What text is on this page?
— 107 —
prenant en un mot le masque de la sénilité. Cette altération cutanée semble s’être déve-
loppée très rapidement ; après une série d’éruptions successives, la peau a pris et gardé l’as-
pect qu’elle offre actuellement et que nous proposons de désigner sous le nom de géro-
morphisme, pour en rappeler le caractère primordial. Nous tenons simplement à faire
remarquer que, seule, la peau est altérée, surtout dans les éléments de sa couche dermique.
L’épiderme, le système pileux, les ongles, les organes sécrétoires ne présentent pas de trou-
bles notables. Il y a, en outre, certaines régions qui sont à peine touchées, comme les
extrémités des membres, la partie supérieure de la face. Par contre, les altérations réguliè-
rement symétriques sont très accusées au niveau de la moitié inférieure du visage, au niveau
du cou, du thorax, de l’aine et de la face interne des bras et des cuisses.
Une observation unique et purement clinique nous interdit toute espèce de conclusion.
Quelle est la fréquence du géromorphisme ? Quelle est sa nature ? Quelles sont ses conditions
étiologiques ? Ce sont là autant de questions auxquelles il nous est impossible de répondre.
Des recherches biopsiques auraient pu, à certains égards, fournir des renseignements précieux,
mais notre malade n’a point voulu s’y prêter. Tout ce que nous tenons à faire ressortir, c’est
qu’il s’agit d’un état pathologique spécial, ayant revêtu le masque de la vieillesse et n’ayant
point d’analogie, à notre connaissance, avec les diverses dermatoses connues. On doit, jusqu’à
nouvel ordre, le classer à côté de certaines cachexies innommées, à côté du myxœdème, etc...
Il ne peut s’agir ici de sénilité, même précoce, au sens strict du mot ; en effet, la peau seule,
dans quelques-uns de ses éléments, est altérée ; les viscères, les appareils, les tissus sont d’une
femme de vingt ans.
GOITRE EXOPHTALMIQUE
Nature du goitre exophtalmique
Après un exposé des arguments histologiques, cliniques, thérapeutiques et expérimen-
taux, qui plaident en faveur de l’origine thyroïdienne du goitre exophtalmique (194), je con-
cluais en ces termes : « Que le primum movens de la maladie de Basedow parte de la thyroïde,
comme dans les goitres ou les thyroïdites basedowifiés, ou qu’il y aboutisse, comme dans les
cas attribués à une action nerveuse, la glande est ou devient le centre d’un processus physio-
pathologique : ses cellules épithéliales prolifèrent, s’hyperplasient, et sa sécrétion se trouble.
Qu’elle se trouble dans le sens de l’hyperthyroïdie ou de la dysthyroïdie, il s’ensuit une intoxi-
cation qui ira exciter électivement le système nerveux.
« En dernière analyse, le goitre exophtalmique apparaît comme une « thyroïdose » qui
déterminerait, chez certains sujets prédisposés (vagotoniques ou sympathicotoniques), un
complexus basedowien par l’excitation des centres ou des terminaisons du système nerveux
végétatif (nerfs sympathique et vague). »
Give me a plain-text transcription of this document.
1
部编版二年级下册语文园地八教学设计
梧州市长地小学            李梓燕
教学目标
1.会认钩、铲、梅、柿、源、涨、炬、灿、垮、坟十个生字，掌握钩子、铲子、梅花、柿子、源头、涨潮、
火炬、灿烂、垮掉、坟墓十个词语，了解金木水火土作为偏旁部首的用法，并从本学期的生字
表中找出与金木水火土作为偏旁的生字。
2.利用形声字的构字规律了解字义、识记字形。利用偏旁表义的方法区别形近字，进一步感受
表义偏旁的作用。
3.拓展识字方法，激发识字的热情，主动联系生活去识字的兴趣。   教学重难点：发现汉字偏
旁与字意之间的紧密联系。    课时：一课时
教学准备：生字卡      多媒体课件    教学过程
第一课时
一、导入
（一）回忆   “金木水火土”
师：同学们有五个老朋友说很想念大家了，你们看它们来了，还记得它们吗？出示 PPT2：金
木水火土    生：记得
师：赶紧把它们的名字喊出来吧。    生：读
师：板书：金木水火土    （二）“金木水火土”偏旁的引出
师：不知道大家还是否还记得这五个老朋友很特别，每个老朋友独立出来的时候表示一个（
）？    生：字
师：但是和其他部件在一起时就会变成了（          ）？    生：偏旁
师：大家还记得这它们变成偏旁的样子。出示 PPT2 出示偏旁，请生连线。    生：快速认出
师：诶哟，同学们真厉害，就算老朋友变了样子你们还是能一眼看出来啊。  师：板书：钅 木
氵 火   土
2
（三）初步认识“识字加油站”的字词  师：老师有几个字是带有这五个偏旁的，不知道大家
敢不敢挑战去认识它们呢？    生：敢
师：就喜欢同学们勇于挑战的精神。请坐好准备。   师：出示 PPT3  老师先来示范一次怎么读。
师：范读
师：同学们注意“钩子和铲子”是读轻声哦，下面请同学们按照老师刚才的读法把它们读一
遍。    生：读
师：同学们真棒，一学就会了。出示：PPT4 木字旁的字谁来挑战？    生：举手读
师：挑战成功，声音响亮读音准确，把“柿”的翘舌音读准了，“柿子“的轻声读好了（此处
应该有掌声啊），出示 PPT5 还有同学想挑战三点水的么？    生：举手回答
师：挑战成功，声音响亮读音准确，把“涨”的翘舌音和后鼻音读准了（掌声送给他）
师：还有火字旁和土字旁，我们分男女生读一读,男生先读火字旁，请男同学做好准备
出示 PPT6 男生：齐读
- - -
| What is asked |
Reproduce exactly, with nothing added, the lines from the one that contains "Give me a plain-text" to the end of the data.

| Output below |
Give me a plain-text transcription of this document.
1
部编版二年级下册语文园地八教学设计
梧州市长地小学            李梓燕
教学目标
1.会认钩、铲、梅、柿、源、涨、炬、灿、垮、坟十个生字，掌握钩子、铲子、梅花、柿子、源头、涨潮、
火炬、灿烂、垮掉、坟墓十个词语，了解金木水火土作为偏旁部首的用法，并从本学期的生字
表中找出与金木水火土作为偏旁的生字。
2.利用形声字的构字规律了解字义、识记字形。利用偏旁表义的方法区别形近字，进一步感受
表义偏旁的作用。
3.拓展识字方法，激发识字的热情，主动联系生活去识字的兴趣。   教学重难点：发现汉字偏
旁与字意之间的紧密联系。    课时：一课时
教学准备：生字卡      多媒体课件    教学过程
第一课时
一、导入
（一）回忆   “金木水火土”
师：同学们有五个老朋友说很想念大家了，你们看它们来了，还记得它们吗？出示 PPT2：金
木水火土    生：记得
师：赶紧把它们的名字喊出来吧。    生：读
师：板书：金木水火土    （二）“金木水火土”偏旁的引出
师：不知道大家还是否还记得这五个老朋友很特别，每个老朋友独立出来的时候表示一个（
）？    生：字
师：但是和其他部件在一起时就会变成了（          ）？    生：偏旁
师：大家还记得这它们变成偏旁的样子。出示 PPT2 出示偏旁，请生连线。    生：快速认出
师：诶哟，同学们真厉害，就算老朋友变了样子你们还是能一眼看出来啊。  师：板书：钅 木
氵 火   土
2
（三）初步认识“识字加油站”的字词  师：老师有几个字是带有这五个偏旁的，不知道大家
敢不敢挑战去认识它们呢？    生：敢
师：就喜欢同学们勇于挑战的精神。请坐好准备。   师：出示 PPT3  老师先来示范一次怎么读。
师：范读
师：同学们注意“钩子和铲子”是读轻声哦，下面请同学们按照老师刚才的读法把它们读一
遍。    生：读
师：同学们真棒，一学就会了。出示：PPT4 木字旁的字谁来挑战？    生：举手读
师：挑战成功，声音响亮读音准确，把“柿”的翘舌音读准了，“柿子“的轻声读好了（此处
应该有掌声啊），出示 PPT5 还有同学想挑战三点水的么？    生：举手回答
师：挑战成功，声音响亮读音准确，把“涨”的翘舌音和后鼻音读准了（掌声送给他）
师：还有火字旁和土字旁，我们分男女生读一读,男生先读火字旁，请男同学做好准备
出示 PPT6 男生：齐读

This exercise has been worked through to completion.